[To be done]
1: Write out the entire patch, reproducing every line character for character.
2: Recast part of the listing as a numbered list, leaving out any blank lines. Begin at the first line of the listing and stop after the line that contains "scrollbar-thumb[interactable] [523,8,526,68]".

--- start Passage ---

From cd6d75d196b407311bd63eeacda10c8877bb83ba Mon Sep 17 00:00:00 2001
From: PeterBolha <xbolhap@gmail.com>
Date: Mon, 27 May 2024 11:20:47 +0200
Subject: [PATCH] fix(heuristics): heuristics page fixes

---
 README.md                                     |   6 +-
 config_templates/perun.proxygui.yaml          |   4 +-
 perun/proxygui/api/heuristic_api.py           | 110 +++++++++++++-----
 .../proxygui/gui/templates/HeuristicData.html |   4 +-
 perun/proxygui/user_manager.py                |   8 +-
 .../AuthEventLoggingDbModels.py               |  18 ++-
 6 files changed, 100 insertions(+), 50 deletions(-)

diff --git a/README.md b/README.md
index 6eda8a16..ae41a069 100644
--- a/README.md
+++ b/README.md
@@ -136,9 +136,9 @@ Provides information about user authentication events gathered by the AuthEventL
 
 **Method:** `GET`
 
-**Description:** Used for showing gathered information about past athentications of user, and showing statistics based on that data.
+**Description:** Used for showing gathered information about past authentications of user, and showing statistics based on that data.

--- end Passage ---
--- start Recorded information ---

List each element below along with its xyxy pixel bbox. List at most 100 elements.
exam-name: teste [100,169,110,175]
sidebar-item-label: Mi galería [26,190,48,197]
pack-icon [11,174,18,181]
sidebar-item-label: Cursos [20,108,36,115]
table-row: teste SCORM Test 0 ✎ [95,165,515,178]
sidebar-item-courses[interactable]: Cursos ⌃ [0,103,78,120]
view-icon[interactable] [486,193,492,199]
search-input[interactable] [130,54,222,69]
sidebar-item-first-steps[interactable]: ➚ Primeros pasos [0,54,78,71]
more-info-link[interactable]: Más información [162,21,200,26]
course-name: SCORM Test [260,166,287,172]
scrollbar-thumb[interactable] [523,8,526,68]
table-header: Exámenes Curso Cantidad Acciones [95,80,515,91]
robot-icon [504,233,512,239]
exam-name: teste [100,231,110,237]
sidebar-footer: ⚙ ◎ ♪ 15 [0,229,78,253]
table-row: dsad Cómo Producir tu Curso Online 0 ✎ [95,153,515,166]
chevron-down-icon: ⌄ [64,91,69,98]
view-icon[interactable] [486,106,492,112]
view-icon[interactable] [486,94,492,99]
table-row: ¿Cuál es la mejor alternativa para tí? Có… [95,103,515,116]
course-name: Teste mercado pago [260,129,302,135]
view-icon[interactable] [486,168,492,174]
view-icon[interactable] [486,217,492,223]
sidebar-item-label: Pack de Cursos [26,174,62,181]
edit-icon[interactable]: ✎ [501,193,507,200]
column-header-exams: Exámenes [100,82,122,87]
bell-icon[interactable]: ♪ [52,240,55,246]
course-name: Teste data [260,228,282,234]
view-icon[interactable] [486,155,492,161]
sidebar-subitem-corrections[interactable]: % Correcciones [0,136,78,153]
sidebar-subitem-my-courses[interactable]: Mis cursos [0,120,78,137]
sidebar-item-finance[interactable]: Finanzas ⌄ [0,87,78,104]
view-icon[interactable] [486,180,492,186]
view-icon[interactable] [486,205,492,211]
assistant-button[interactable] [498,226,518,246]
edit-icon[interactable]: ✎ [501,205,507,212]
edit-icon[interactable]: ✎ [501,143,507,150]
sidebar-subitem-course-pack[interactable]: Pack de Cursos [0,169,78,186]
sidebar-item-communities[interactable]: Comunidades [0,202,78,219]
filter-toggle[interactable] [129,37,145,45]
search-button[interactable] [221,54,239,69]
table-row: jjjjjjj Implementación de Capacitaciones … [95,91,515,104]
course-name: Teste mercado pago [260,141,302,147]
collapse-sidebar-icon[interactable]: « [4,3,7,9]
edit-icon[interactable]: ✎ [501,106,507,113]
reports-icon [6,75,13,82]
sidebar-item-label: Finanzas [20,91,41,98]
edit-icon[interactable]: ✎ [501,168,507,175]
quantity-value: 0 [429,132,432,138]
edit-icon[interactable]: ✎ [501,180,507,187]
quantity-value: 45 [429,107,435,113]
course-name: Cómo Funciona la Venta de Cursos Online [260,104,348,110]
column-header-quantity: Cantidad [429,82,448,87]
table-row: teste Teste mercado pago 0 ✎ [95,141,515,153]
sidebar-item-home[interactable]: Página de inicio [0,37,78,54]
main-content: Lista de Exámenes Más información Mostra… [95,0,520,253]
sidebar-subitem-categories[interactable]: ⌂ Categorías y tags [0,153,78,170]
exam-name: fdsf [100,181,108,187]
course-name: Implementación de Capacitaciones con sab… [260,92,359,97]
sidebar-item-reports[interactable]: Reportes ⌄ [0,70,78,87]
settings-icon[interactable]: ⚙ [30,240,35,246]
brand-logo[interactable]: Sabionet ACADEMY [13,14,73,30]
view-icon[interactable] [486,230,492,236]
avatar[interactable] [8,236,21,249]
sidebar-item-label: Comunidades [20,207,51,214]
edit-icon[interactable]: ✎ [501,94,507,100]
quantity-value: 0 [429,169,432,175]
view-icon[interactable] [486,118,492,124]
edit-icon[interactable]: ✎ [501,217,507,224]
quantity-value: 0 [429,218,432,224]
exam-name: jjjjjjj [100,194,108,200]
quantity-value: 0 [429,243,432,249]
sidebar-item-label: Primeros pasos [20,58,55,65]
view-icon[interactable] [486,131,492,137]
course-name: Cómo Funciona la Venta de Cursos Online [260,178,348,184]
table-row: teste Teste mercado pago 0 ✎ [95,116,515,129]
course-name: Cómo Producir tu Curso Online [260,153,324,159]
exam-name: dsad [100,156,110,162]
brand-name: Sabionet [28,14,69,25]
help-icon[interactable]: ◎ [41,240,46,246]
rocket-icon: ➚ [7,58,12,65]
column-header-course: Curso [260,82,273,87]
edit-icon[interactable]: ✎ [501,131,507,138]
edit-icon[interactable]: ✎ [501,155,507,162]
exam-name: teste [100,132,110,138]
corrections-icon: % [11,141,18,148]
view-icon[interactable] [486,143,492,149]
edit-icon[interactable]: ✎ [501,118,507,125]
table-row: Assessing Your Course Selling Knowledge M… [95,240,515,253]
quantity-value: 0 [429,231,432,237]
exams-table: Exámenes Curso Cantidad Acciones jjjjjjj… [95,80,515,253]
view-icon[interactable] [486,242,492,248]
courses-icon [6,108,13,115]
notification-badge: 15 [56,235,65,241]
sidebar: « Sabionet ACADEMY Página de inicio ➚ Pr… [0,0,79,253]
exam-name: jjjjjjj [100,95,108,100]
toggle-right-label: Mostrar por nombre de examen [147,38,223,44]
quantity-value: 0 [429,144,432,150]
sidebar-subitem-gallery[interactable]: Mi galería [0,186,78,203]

--- end Recorded information ---

[Answers given]
1:
From cd6d75d196b407311bd63eeacda10c8877bb83ba Mon Sep 17 00:00:00 2001
From: PeterBolha <xbolhap@gmail.com>
Date: Mon, 27 May 2024 11:20:47 +0200
Subject: [PATCH] fix(heuristics): heuristics page fixes

---
 README.md                                     |   6 +-
 config_templates/perun.proxygui.yaml          |   4 +-
 perun/proxygui/api/heuristic_api.py           | 110 +++++++++++++-----
 .../proxygui/gui/templates/HeuristicData.html |   4 +-
 perun/proxygui/user_manager.py                |   8 +-
 .../AuthEventLoggingDbModels.py               |  18 ++-
 6 files changed, 100 insertions(+), 50 deletions(-)

diff --git a/README.md b/README.md
index 6eda8a16..ae41a069 100644
--- a/README.md
+++ b/README.md
@@ -136,9 +136,9 @@ Provides information about user authentication events gathered by the AuthEventL
 
 **Method:** `GET`
 
-**Description:** Used for showing gathered information about past athentications of user, and showing statistics based on that data.
+**Description:** Used for showing gathered information about past authentications of user, and showing statistics based on that data.

2:
1. List each element below along with its xyxy pixel bbox. List at most 100 elements.
2. exam-name: teste [100,169,110,175]
3. sidebar-item-label: Mi galería [26,190,48,197]
4. pack-icon [11,174,18,181]
5. sidebar-item-label: Cursos [20,108,36,115]
6. table-row: teste SCORM Test 0 ✎ [95,165,515,178]
7. sidebar-item-courses[interactable]: Cursos ⌃ [0,103,78,120]
8. view-icon[interactable] [486,193,492,199]
9. search-input[interactable] [130,54,222,69]
10. sidebar-item-first-steps[interactable]: ➚ Primeros pasos [0,54,78,71]
11. more-info-link[interactable]: Más información [162,21,200,26]
12. course-name: SCORM Test [260,166,287,172]
13. scrollbar-thumb[interactable] [523,8,526,68]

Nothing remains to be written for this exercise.